* RECORDS FOR THE EXERCISE
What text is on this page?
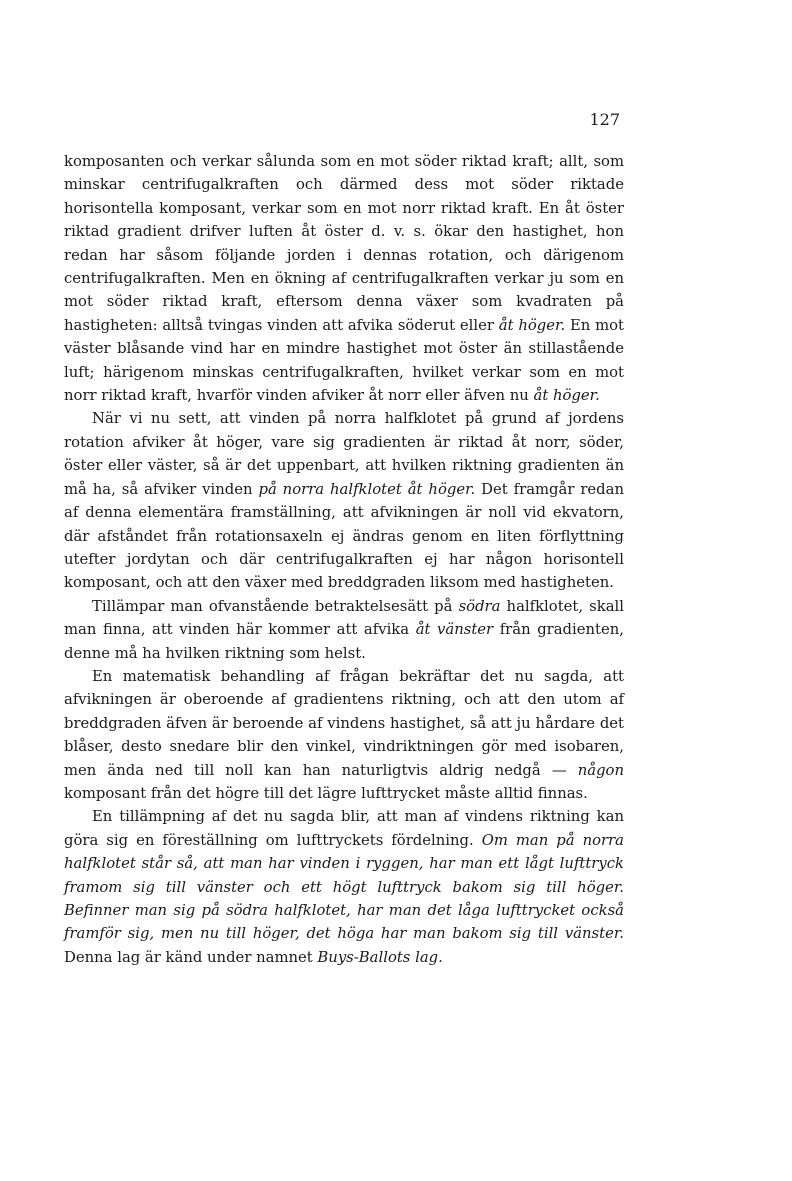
127

komposanten och verkar sålunda som en mot söder riktad kraft; allt, som minskar centrifugalkraften och därmed dess mot söder riktade horisontella komposant, verkar som en mot norr riktad kraft. En åt öster riktad gradient drifver luften åt öster d. v. s. ökar den hastighet, hon redan har såsom följande jorden i dennas rotation, och därigenom centrifugalkraften. Men en ökning af centrifugalkraften verkar ju som en mot söder riktad kraft, eftersom denna växer som kvadraten på hastigheten: alltså tvingas vinden att afvika söderut eller åt höger. En mot väster blåsande vind har en mindre hastighet mot öster än stillastående luft; härigenom minskas centrifugalkraften, hvilket verkar som en mot norr riktad kraft, hvarför vinden afviker åt norr eller äfven nu åt höger.

När vi nu sett, att vinden på norra halfklotet på grund af jordens rotation afviker åt höger, vare sig gradienten är riktad åt norr, söder, öster eller väster, så är det uppenbart, att hvilken riktning gradienten än må ha, så afviker vinden på norra halfklotet åt höger. Det framgår redan af denna elementära framställning, att afvikningen är noll vid ekvatorn, där afståndet från rotationsaxeln ej ändras genom en liten förflyttning utefter jordytan och där centrifugalkraften ej har någon horisontell komposant, och att den växer med breddgraden liksom med hastigheten.

Tillämpar man ofvanstående betraktelsesätt på södra halfklotet, skall man finna, att vinden här kommer att afvika åt vänster från gradienten, denne må ha hvilken riktning som helst.

En matematisk behandling af frågan bekräftar det nu sagda, att afvikningen är oberoende af gradientens riktning, och att den utom af breddgraden äfven är beroende af vindens hastighet, så att ju hårdare det blåser, desto snedare blir den vinkel, vindriktningen gör med isobaren, men ända ned till noll kan han naturligtvis aldrig nedgå — någon komposant från det högre till det lägre lufttrycket måste alltid finnas.

En tillämpning af det nu sagda blir, att man af vindens riktning kan göra sig en föreställning om lufttryckets fördelning. Om man på norra halfklotet står så, att man har vinden i ryggen, har man ett lågt lufttryck framom sig till vänster och ett högt lufttryck bakom sig till höger. Befinner man sig på södra halfklotet, har man det låga lufttrycket också framför sig, men nu till höger, det höga har man bakom sig till vänster. Denna lag är känd under namnet Buys-Ballots lag.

* YOUR ASSIGNMENT
Your copy should match the records word for word, with the pictures removed.

* WORKED SOLUTION
What text is on this page?
127

komposanten och verkar sålunda som en mot söder riktad kraft; allt, som minskar centrifugalkraften och därmed dess mot söder riktade horisontella komposant, verkar som en mot norr riktad kraft. En åt öster riktad gradient drifver luften åt öster d. v. s. ökar den hastighet, hon redan har såsom följande jorden i dennas rotation, och därigenom centrifugalkraften. Men en ökning af centrifugalkraften verkar ju som en mot söder riktad kraft, eftersom denna växer som kvadraten på hastigheten: alltså tvingas vinden att afvika söderut eller åt höger. En mot väster blåsande vind har en mindre hastighet mot öster än stillastående luft; härigenom minskas centrifugalkraften, hvilket verkar som en mot norr riktad kraft, hvarför vinden afviker åt norr eller äfven nu åt höger.

När vi nu sett, att vinden på norra halfklotet på grund af jordens rotation afviker åt höger, vare sig gradienten är riktad åt norr, söder, öster eller väster, så är det uppenbart, att hvilken riktning gradienten än må ha, så afviker vinden på norra halfklotet åt höger. Det framgår redan af denna elementära framställning, att afvikningen är noll vid ekvatorn, där afståndet från rotationsaxeln ej ändras genom en liten förflyttning utefter jordytan och där centrifugalkraften ej har någon horisontell komposant, och att den växer med breddgraden liksom med hastigheten.

Tillämpar man ofvanstående betraktelsesätt på södra halfklotet, skall man finna, att vinden här kommer att afvika åt vänster från gradienten, denne må ha hvilken riktning som helst.

En matematisk behandling af frågan bekräftar det nu sagda, att afvikningen är oberoende af gradientens riktning, och att den utom af breddgraden äfven är beroende af vindens hastighet, så att ju hårdare det blåser, desto snedare blir den vinkel, vindriktningen gör med isobaren, men ända ned till noll kan han naturligtvis aldrig nedgå — någon komposant från det högre till det lägre lufttrycket måste alltid finnas.

En tillämpning af det nu sagda blir, att man af vindens riktning kan göra sig en föreställning om lufttryckets fördelning. Om man på norra halfklotet står så, att man har vinden i ryggen, har man ett lågt lufttryck framom sig till vänster och ett högt lufttryck bakom sig till höger. Befinner man sig på södra halfklotet, har man det låga lufttrycket också framför sig, men nu till höger, det höga har man bakom sig till vänster. Denna lag är känd under namnet Buys-Ballots lag.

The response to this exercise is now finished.